# Problem requirements
Reproduce every entry below precisely. Pictures are excluded from the copy.

Data excerpts
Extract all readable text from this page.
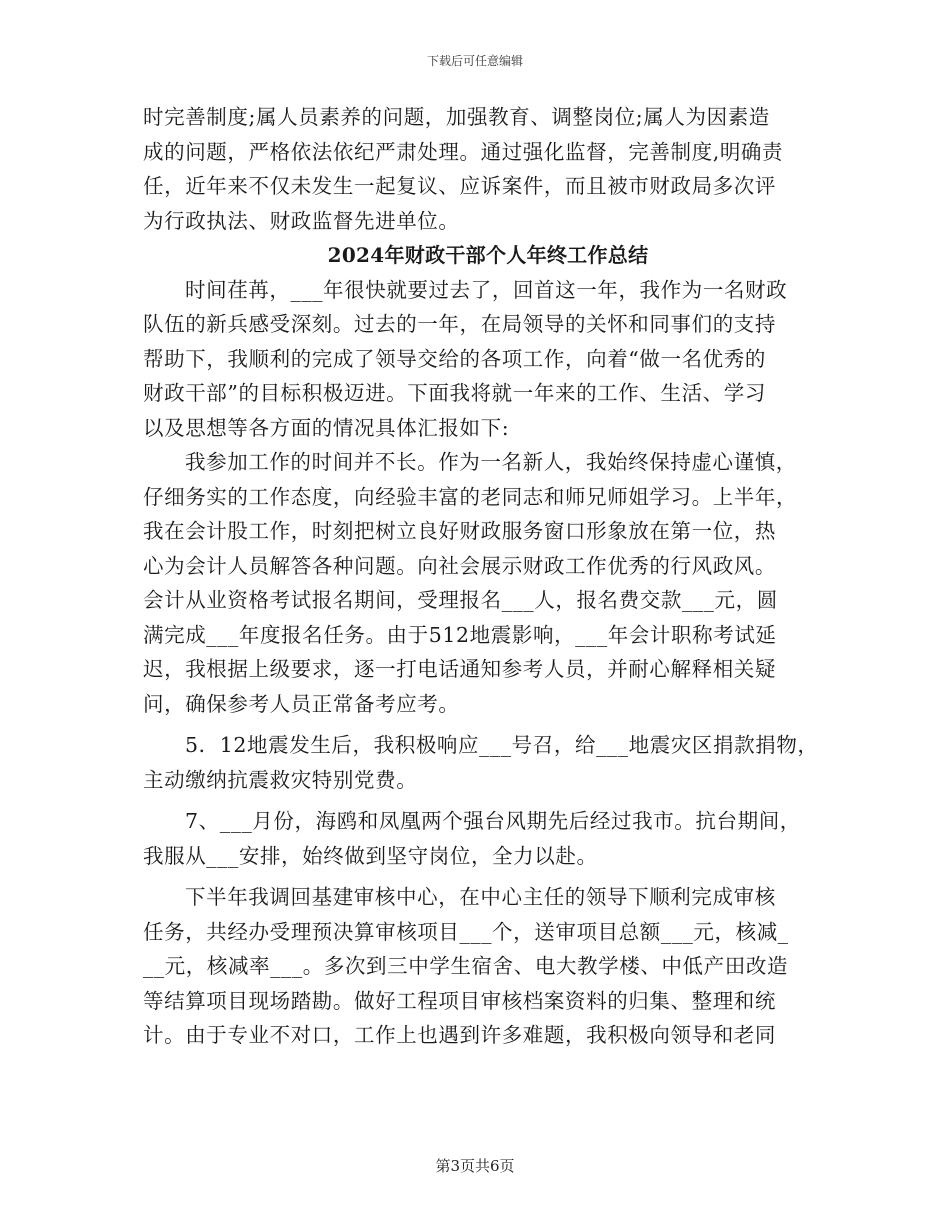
下载后可任意编辑
时完善制度;属人员素养的问题，加强教育、调整岗位;属人为因素造
成的问题，严格依法依纪严肃处理。通过强化监督，完善制度,明确责
任，近年来不仅未发生一起复议、应诉案件，而且被市财政局多次评
为行政执法、财政监督先进单位。
2024年财政干部个人年终工作总结
时间荏苒，___年很快就要过去了，回首这一年，我作为一名财政
队伍的新兵感受深刻。过去的一年，在局领导的关怀和同事们的支持
帮助下，我顺利的完成了领导交给的各项工作，向着“做一名优秀的
财政干部”的目标积极迈进。下面我将就一年来的工作、生活、学习
以及思想等各方面的情况具体汇报如下:
我参加工作的时间并不长。作为一名新人，我始终保持虚心谨慎，
仔细务实的工作态度，向经验丰富的老同志和师兄师姐学习。上半年，
我在会计股工作，时刻把树立良好财政服务窗口形象放在第一位，热
心为会计人员解答各种问题。向社会展示财政工作优秀的行风政风。
会计从业资格考试报名期间，受理报名___人，报名费交款___元，圆
满完成___年度报名任务。由于512地震影响，___年会计职称考试延
迟，我根据上级要求，逐一打电话通知参考人员，并耐心解释相关疑
问，确保参考人员正常备考应考。
5．12地震发生后，我积极响应___号召，给___地震灾区捐款捐物，
主动缴纳抗震救灾特别党费。
7、___月份，海鸥和凤凰两个强台风期先后经过我市。抗台期间，
我服从___安排，始终做到坚守岗位，全力以赴。
下半年我调回基建审核中心，在中心主任的领导下顺利完成审核
任务，共经办受理预决算审核项目___个，送审项目总额___元，核减_
__元，核减率___。多次到三中学生宿舍、电大教学楼、中低产田改造
等结算项目现场踏勘。做好工程项目审核档案资料的归集、整理和统
计。由于专业不对口，工作上也遇到许多难题，我积极向领导和老同
第3页共6页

# Output of the task
Extract all readable text from this page.
下载后可任意编辑
时完善制度;属人员素养的问题，加强教育、调整岗位;属人为因素造
成的问题，严格依法依纪严肃处理。通过强化监督，完善制度,明确责
任，近年来不仅未发生一起复议、应诉案件，而且被市财政局多次评
为行政执法、财政监督先进单位。
2024年财政干部个人年终工作总结
时间荏苒，___年很快就要过去了，回首这一年，我作为一名财政
队伍的新兵感受深刻。过去的一年，在局领导的关怀和同事们的支持
帮助下，我顺利的完成了领导交给的各项工作，向着“做一名优秀的
财政干部”的目标积极迈进。下面我将就一年来的工作、生活、学习
以及思想等各方面的情况具体汇报如下:
我参加工作的时间并不长。作为一名新人，我始终保持虚心谨慎，
仔细务实的工作态度，向经验丰富的老同志和师兄师姐学习。上半年，
我在会计股工作，时刻把树立良好财政服务窗口形象放在第一位，热
心为会计人员解答各种问题。向社会展示财政工作优秀的行风政风。
会计从业资格考试报名期间，受理报名___人，报名费交款___元，圆
满完成___年度报名任务。由于512地震影响，___年会计职称考试延
迟，我根据上级要求，逐一打电话通知参考人员，并耐心解释相关疑
问，确保参考人员正常备考应考。
5．12地震发生后，我积极响应___号召，给___地震灾区捐款捐物，
主动缴纳抗震救灾特别党费。
7、___月份，海鸥和凤凰两个强台风期先后经过我市。抗台期间，
我服从___安排，始终做到坚守岗位，全力以赴。
下半年我调回基建审核中心，在中心主任的领导下顺利完成审核
任务，共经办受理预决算审核项目___个，送审项目总额___元，核减_
__元，核减率___。多次到三中学生宿舍、电大教学楼、中低产田改造
等结算项目现场踏勘。做好工程项目审核档案资料的归集、整理和统
计。由于专业不对口，工作上也遇到许多难题，我积极向领导和老同
第3页共6页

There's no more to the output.